## [THE PROBLEM]
Skip the pictures and copy all the data that follows exactly.

Dataset entries:

● ● ●

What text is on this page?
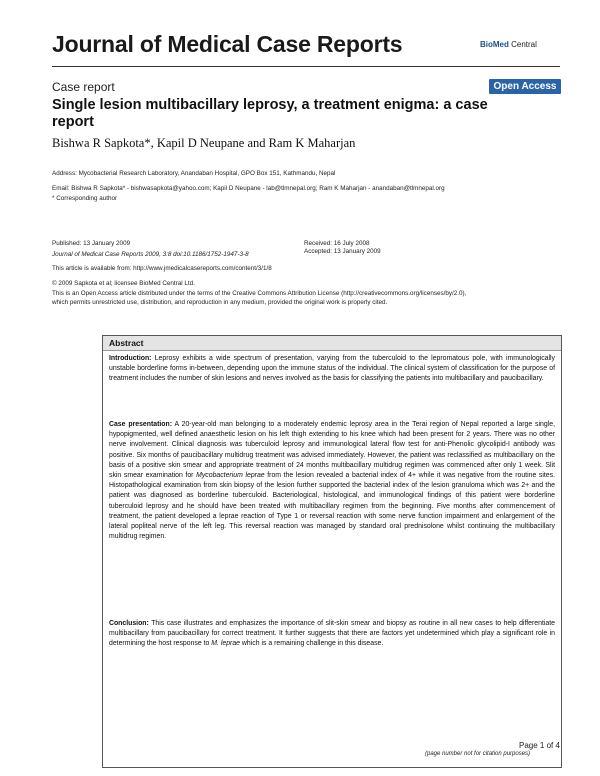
Journal of Medical Case Reports	BioMed Central
Case report	Open Access
Single lesion multibacillary leprosy, a treatment enigma: a case report
Bishwa R Sapkota*, Kapil D Neupane and Ram K Maharjan
Address: Mycobacterial Research Laboratory, Anandaban Hospital, GPO Box 151, Kathmandu, Nepal
Email: Bishwa R Sapkota* - bishwasapkota@yahoo.com; Kapil D Neupane - lab@tlmnepal.org; Ram K Maharjan - anandaban@tlmnepal.org
* Corresponding author
Published: 13 January 2009
Journal of Medical Case Reports 2009, 3:8 doi:10.1186/1752-1947-3-8
Received: 16 July 2008
Accepted: 13 January 2009
This article is available from: http://www.jmedicalcasereports.com/content/3/1/8
© 2009 Sapkota et al; licensee BioMed Central Ltd.
This is an Open Access article distributed under the terms of the Creative Commons Attribution License (http://creativecommons.org/licenses/by/2.0),
which permits unrestricted use, distribution, and reproduction in any medium, provided the original work is properly cited.
Abstract
Introduction: Leprosy exhibits a wide spectrum of presentation, varying from the tuberculoid to the lepromatous pole, with immunologically unstable borderline forms in-between, depending upon the immune status of the individual. The clinical system of classification for the purpose of treatment includes the number of skin lesions and nerves involved as the basis for classifying the patients into multibacillary and paucibacillary.
Case presentation: A 20-year-old man belonging to a moderately endemic leprosy area in the Terai region of Nepal reported a large single, hypopigmented, well defined anaesthetic lesion on his left thigh extending to his knee which had been present for 2 years. There was no other nerve involvement. Clinical diagnosis was tuberculoid leprosy and immunological lateral flow test for anti-Phenolic glycolipid-I antibody was positive. Six months of paucibacillary multidrug treatment was advised immediately. However, the patient was reclassified as multibacillary on the basis of a positive skin smear and appropriate treatment of 24 months multibacillary multidrug regimen was commenced after only 1 week. Slit skin smear examination for Mycobacterium leprae from the lesion revealed a bacterial index of 4+ while it was negative from the routine sites. Histopathological examination from skin biopsy of the lesion further supported the bacterial index of the lesion granuloma which was 2+ and the patient was diagnosed as borderline tuberculoid. Bacteriological, histological, and immunological findings of this patient were borderline tuberculoid leprosy and he should have been treated with multibacillary regimen from the beginning. Five months after commencement of treatment, the patient developed a leprae reaction of Type 1 or reversal reaction with some nerve function impairment and enlargement of the lateral popliteal nerve of the left leg. This reversal reaction was managed by standard oral prednisolone whilst continuing the multibacillary multidrug regimen.
Conclusion: This case illustrates and emphasizes the importance of slit-skin smear and biopsy as routine in all new cases to help differentiate multibacillary from paucibacillary for correct treatment. It further suggests that there are factors yet undetermined which play a significant role in determining the host response to M. leprae which is a remaining challenge in this disease.
Page 1 of 4
(page number not for citation purposes)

● ● ●

## [FINISHED TASK]
What text is on this page?
Journal of Medical Case Reports	BioMed Central
Case report	Open Access
Single lesion multibacillary leprosy, a treatment enigma: a case report
Bishwa R Sapkota*, Kapil D Neupane and Ram K Maharjan
Address: Mycobacterial Research Laboratory, Anandaban Hospital, GPO Box 151, Kathmandu, Nepal
Email: Bishwa R Sapkota* - bishwasapkota@yahoo.com; Kapil D Neupane - lab@tlmnepal.org; Ram K Maharjan - anandaban@tlmnepal.org
* Corresponding author
Published: 13 January 2009
Journal of Medical Case Reports 2009, 3:8 doi:10.1186/1752-1947-3-8
Received: 16 July 2008
Accepted: 13 January 2009
This article is available from: http://www.jmedicalcasereports.com/content/3/1/8
© 2009 Sapkota et al; licensee BioMed Central Ltd.
This is an Open Access article distributed under the terms of the Creative Commons Attribution License (http://creativecommons.org/licenses/by/2.0),
which permits unrestricted use, distribution, and reproduction in any medium, provided the original work is properly cited.
Abstract
Introduction: Leprosy exhibits a wide spectrum of presentation, varying from the tuberculoid to the lepromatous pole, with immunologically unstable borderline forms in-between, depending upon the immune status of the individual. The clinical system of classification for the purpose of treatment includes the number of skin lesions and nerves involved as the basis for classifying the patients into multibacillary and paucibacillary.
Case presentation: A 20-year-old man belonging to a moderately endemic leprosy area in the Terai region of Nepal reported a large single, hypopigmented, well defined anaesthetic lesion on his left thigh extending to his knee which had been present for 2 years. There was no other nerve involvement. Clinical diagnosis was tuberculoid leprosy and immunological lateral flow test for anti-Phenolic glycolipid-I antibody was positive. Six months of paucibacillary multidrug treatment was advised immediately. However, the patient was reclassified as multibacillary on the basis of a positive skin smear and appropriate treatment of 24 months multibacillary multidrug regimen was commenced after only 1 week. Slit skin smear examination for Mycobacterium leprae from the lesion revealed a bacterial index of 4+ while it was negative from the routine sites. Histopathological examination from skin biopsy of the lesion further supported the bacterial index of the lesion granuloma which was 2+ and the patient was diagnosed as borderline tuberculoid. Bacteriological, histological, and immunological findings of this patient were borderline tuberculoid leprosy and he should have been treated with multibacillary regimen from the beginning. Five months after commencement of treatment, the patient developed a leprae reaction of Type 1 or reversal reaction with some nerve function impairment and enlargement of the lateral popliteal nerve of the left leg. This reversal reaction was managed by standard oral prednisolone whilst continuing the multibacillary multidrug regimen.
Conclusion: This case illustrates and emphasizes the importance of slit-skin smear and biopsy as routine in all new cases to help differentiate multibacillary from paucibacillary for correct treatment. It further suggests that there are factors yet undetermined which play a significant role in determining the host response to M. leprae which is a remaining challenge in this disease.
Page 1 of 4
(page number not for citation purposes)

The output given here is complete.